------ Dataset rows ------
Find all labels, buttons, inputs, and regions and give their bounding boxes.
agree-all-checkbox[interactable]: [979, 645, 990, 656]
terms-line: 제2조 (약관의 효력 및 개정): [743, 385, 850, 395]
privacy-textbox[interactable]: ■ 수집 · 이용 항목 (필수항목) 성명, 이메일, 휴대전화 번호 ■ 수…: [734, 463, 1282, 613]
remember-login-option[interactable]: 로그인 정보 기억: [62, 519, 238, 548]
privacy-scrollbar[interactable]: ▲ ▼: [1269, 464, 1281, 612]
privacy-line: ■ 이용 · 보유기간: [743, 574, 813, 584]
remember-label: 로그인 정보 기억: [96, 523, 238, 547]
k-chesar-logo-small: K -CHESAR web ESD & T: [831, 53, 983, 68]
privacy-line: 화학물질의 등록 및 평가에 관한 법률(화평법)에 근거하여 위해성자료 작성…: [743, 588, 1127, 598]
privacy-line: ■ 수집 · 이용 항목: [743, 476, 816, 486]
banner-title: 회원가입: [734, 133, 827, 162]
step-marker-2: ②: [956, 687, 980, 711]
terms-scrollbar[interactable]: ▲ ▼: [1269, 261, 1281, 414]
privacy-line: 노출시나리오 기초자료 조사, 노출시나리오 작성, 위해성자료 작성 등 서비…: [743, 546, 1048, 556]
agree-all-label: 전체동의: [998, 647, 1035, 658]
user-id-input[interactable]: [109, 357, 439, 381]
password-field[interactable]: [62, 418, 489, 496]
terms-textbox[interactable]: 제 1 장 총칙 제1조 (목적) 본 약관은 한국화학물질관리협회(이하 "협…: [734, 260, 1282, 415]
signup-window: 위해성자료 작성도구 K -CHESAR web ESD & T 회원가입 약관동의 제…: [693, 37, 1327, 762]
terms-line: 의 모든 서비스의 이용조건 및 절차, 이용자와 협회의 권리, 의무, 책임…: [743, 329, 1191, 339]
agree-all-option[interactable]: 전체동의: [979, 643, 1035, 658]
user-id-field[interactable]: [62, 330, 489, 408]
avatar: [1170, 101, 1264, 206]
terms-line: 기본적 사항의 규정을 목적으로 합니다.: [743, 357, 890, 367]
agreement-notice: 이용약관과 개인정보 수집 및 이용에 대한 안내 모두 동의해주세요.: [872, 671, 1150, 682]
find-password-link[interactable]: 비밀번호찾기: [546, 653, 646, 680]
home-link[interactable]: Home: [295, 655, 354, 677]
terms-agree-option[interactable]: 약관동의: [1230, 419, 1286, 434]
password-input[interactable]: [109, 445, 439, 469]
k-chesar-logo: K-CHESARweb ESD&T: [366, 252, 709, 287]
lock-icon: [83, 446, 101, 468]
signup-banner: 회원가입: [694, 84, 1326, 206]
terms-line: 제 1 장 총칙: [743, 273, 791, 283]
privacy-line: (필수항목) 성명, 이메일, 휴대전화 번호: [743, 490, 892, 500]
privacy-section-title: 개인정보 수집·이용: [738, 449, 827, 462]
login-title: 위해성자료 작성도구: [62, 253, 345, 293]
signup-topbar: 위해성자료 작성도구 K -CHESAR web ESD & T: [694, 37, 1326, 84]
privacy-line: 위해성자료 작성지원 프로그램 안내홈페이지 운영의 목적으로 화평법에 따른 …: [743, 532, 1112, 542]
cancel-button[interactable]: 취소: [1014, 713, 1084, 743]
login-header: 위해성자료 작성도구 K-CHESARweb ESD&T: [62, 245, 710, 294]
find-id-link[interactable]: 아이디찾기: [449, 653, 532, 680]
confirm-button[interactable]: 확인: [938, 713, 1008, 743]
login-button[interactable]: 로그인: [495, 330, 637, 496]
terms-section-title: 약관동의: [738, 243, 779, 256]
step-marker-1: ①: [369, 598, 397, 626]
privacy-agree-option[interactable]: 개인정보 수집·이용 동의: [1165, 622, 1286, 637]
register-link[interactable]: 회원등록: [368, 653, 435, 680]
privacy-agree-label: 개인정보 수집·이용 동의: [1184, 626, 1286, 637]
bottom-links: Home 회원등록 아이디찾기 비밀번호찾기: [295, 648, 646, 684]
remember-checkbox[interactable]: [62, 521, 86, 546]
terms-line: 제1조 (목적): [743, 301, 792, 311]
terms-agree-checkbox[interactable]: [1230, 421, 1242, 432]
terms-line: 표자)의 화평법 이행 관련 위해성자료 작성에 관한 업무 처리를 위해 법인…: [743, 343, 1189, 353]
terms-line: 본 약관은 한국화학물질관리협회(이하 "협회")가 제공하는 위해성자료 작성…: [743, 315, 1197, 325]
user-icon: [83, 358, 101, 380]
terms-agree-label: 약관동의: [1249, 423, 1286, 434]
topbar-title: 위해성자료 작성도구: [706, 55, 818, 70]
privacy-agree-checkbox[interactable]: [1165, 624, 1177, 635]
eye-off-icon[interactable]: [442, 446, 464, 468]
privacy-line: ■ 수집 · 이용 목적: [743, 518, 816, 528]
------
* [Exercise brief] Convert the data into a Markdown table with the columns Row and Text, starting from the first line and stopping after the line containing "agree-all-option[interactable]: 전체동의: [979, 643, 1035, 658]". Number each line in Row, put the line in Text, and skip blank lines.

* [Correct response]
| Row | Text |
|---|---|
| 1 | Find all labels, buttons, inputs, and regions and give their bounding boxes. |
| 2 | agree-all-checkbox[interactable]: [979, 645, 990, 656] |
| 3 | terms-line: 제2조 (약관의 효력 및 개정): [743, 385, 850, 395] |
| 4 | privacy-textbox[interactable]: ■ 수집 · 이용 항목 (필수항목) 성명, 이메일, 휴대전화 번호 ■ 수…: [734, 463, 1282, 613] |
| 5 | remember-login-option[interactable]: 로그인 정보 기억: [62, 519, 238, 548] |
| 6 | privacy-scrollbar[interactable]: ▲ ▼: [1269, 464, 1281, 612] |
| 7 | privacy-line: ■ 이용 · 보유기간: [743, 574, 813, 584] |
| 8 | remember-label: 로그인 정보 기억: [96, 523, 238, 547] |
| 9 | k-chesar-logo-small: K -CHESAR web ESD & T: [831, 53, 983, 68] |
| 10 | privacy-line: 화학물질의 등록 및 평가에 관한 법률(화평법)에 근거하여 위해성자료 작성…: [743, 588, 1127, 598] |
| 11 | privacy-line: ■ 수집 · 이용 항목: [743, 476, 816, 486] |
| 12 | banner-title: 회원가입: [734, 133, 827, 162] |
| 13 | step-marker-2: ②: [956, 687, 980, 711] |
| 14 | terms-scrollbar[interactable]: ▲ ▼: [1269, 261, 1281, 414] |
| 15 | privacy-line: 노출시나리오 기초자료 조사, 노출시나리오 작성, 위해성자료 작성 등 서비…: [743, 546, 1048, 556] |
| 16 | agree-all-label: 전체동의: [998, 647, 1035, 658] |
| 17 | user-id-input[interactable]: [109, 357, 439, 381] |
| 18 | password-field[interactable]: [62, 418, 489, 496] |
| 19 | terms-textbox[interactable]: 제 1 장 총칙 제1조 (목적) 본 약관은 한국화학물질관리협회(이하 "협…: [734, 260, 1282, 415] |
| 20 | signup-window: 위해성자료 작성도구 K -CHESAR web ESD & T 회원가입 약관동의 제…: [693, 37, 1327, 762] |
| 21 | terms-line: 의 모든 서비스의 이용조건 및 절차, 이용자와 협회의 권리, 의무, 책임…: [743, 329, 1191, 339] |
| 22 | agree-all-option[interactable]: 전체동의: [979, 643, 1035, 658] |